━━━ DATA PROVIDED ━━━

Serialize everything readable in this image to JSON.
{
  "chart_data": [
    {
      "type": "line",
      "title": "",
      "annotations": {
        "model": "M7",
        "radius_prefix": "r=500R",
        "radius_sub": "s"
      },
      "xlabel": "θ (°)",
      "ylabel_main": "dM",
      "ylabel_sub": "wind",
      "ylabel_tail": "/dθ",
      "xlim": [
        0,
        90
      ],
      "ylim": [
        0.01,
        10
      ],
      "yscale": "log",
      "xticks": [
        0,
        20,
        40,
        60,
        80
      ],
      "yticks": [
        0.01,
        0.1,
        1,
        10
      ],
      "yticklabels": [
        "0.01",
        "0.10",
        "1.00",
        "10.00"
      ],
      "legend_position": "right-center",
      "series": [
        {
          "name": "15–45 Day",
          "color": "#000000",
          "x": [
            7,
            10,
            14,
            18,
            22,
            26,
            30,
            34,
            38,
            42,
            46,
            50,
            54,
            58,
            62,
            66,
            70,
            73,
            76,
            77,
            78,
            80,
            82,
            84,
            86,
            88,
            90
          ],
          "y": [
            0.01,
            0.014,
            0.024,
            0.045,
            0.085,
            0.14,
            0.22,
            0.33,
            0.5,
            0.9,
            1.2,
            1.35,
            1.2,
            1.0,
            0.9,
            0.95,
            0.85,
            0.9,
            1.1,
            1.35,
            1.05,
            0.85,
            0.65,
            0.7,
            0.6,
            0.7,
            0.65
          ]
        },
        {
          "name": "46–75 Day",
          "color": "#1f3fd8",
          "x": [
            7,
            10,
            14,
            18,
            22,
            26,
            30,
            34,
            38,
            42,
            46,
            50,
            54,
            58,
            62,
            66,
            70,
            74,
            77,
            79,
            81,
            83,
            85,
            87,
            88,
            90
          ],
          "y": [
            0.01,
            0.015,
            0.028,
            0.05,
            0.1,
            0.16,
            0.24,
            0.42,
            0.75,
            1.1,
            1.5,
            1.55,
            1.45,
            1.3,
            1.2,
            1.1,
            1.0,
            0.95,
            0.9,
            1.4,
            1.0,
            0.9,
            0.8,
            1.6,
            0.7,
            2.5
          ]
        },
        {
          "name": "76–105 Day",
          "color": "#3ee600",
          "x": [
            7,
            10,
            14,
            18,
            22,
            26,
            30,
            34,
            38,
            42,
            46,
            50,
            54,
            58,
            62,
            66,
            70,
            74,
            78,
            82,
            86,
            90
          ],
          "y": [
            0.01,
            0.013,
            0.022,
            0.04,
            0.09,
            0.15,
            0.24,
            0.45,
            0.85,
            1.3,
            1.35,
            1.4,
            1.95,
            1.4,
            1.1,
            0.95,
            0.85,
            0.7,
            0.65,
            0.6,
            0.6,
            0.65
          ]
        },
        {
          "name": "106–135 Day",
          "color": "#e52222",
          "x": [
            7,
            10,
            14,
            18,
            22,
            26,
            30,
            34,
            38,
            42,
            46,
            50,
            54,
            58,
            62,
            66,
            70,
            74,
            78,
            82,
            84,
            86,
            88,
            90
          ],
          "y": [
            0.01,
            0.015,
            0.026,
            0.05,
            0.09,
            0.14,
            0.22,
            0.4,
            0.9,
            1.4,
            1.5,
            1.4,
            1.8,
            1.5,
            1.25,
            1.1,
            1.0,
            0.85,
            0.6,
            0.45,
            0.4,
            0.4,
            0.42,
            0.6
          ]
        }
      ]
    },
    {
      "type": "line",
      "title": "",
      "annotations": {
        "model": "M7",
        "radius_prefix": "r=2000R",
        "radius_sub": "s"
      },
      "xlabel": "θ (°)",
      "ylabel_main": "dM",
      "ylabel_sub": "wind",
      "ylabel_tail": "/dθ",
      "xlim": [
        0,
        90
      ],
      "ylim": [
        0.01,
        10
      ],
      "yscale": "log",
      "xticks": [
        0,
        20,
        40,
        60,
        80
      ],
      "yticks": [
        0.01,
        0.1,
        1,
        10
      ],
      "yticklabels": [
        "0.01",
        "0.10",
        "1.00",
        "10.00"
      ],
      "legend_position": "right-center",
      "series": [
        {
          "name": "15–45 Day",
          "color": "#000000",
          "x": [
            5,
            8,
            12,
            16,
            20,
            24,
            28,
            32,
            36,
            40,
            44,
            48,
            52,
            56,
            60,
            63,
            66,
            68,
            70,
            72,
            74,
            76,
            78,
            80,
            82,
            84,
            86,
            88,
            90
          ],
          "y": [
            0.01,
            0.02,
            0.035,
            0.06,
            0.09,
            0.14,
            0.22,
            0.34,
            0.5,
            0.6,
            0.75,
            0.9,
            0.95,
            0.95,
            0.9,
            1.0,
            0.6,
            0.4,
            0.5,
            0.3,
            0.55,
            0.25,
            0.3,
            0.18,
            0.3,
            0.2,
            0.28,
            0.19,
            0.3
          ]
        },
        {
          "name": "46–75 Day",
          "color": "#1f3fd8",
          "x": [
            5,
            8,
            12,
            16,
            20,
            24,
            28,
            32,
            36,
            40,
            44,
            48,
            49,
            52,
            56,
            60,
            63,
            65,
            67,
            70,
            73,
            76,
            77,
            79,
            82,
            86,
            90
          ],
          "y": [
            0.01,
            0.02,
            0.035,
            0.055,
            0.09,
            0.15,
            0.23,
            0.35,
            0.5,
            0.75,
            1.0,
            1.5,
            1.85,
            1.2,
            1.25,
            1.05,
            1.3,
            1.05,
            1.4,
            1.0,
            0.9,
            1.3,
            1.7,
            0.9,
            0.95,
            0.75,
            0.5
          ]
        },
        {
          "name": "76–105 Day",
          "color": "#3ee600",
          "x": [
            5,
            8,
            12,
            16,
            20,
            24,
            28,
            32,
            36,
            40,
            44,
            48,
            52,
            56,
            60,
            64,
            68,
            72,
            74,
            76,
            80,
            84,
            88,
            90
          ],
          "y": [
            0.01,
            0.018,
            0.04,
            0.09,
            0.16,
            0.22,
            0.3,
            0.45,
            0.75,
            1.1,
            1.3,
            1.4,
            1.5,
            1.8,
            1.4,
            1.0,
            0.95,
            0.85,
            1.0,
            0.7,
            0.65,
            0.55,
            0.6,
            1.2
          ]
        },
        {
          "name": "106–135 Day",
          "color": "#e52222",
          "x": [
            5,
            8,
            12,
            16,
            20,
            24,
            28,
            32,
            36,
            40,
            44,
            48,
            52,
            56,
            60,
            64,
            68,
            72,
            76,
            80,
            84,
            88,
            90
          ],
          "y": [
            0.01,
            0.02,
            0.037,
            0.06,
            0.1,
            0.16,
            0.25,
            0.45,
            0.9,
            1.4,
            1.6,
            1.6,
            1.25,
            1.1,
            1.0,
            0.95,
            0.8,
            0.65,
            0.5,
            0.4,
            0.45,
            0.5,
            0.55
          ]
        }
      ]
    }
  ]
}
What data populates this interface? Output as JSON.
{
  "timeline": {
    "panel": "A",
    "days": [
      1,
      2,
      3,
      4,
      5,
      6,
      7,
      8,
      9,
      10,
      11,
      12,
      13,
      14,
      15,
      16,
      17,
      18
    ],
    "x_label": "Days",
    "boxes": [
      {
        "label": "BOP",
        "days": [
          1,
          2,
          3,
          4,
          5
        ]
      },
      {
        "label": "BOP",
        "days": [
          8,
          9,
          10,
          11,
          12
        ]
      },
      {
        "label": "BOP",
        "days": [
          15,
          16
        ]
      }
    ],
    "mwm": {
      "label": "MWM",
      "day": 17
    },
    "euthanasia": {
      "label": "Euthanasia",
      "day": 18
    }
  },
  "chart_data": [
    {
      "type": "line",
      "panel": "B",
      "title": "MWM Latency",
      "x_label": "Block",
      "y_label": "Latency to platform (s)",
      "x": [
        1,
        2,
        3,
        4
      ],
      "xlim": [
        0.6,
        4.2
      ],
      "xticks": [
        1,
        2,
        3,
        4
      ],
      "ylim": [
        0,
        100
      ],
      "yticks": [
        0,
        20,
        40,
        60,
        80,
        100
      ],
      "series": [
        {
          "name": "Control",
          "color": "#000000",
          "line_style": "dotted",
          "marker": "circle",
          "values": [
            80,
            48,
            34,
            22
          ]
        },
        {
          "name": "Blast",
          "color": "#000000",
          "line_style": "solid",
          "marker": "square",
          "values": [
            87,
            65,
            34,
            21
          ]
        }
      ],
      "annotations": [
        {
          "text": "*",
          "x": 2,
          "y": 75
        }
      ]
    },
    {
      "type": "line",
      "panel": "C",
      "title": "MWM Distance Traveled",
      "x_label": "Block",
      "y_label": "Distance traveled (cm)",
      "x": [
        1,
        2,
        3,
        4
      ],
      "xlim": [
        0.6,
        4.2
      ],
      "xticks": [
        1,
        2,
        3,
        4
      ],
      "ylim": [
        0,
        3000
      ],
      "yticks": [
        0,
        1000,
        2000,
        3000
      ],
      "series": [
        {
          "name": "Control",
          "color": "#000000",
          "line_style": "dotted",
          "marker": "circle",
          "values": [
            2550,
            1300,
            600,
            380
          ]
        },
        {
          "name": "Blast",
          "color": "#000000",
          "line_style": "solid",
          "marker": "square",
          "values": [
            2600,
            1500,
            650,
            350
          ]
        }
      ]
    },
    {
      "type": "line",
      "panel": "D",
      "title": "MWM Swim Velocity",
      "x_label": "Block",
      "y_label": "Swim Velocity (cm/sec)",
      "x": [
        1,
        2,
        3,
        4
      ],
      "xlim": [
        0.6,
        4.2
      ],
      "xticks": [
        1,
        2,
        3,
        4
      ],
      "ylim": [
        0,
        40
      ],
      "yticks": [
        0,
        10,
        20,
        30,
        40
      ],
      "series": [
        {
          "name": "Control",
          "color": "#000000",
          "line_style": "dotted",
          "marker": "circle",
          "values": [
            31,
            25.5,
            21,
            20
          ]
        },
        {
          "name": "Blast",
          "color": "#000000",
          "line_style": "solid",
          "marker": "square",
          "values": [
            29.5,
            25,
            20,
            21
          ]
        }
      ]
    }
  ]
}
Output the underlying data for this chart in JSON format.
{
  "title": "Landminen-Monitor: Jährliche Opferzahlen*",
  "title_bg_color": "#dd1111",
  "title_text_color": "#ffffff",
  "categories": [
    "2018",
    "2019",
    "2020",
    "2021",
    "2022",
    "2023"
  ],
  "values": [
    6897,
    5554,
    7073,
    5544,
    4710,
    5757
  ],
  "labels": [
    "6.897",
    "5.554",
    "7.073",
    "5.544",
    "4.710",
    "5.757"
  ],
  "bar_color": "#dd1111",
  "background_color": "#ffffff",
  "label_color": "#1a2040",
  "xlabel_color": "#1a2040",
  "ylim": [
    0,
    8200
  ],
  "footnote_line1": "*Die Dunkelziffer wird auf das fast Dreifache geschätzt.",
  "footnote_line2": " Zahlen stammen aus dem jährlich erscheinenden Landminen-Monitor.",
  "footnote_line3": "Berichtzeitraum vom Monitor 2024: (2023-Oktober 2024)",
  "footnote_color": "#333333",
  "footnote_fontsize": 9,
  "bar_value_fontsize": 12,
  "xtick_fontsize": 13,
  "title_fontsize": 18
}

━━━

**THE TASK:**
Going over the lines above, work out how many include "Distance", then give only that number.

**SOLUTION:**
2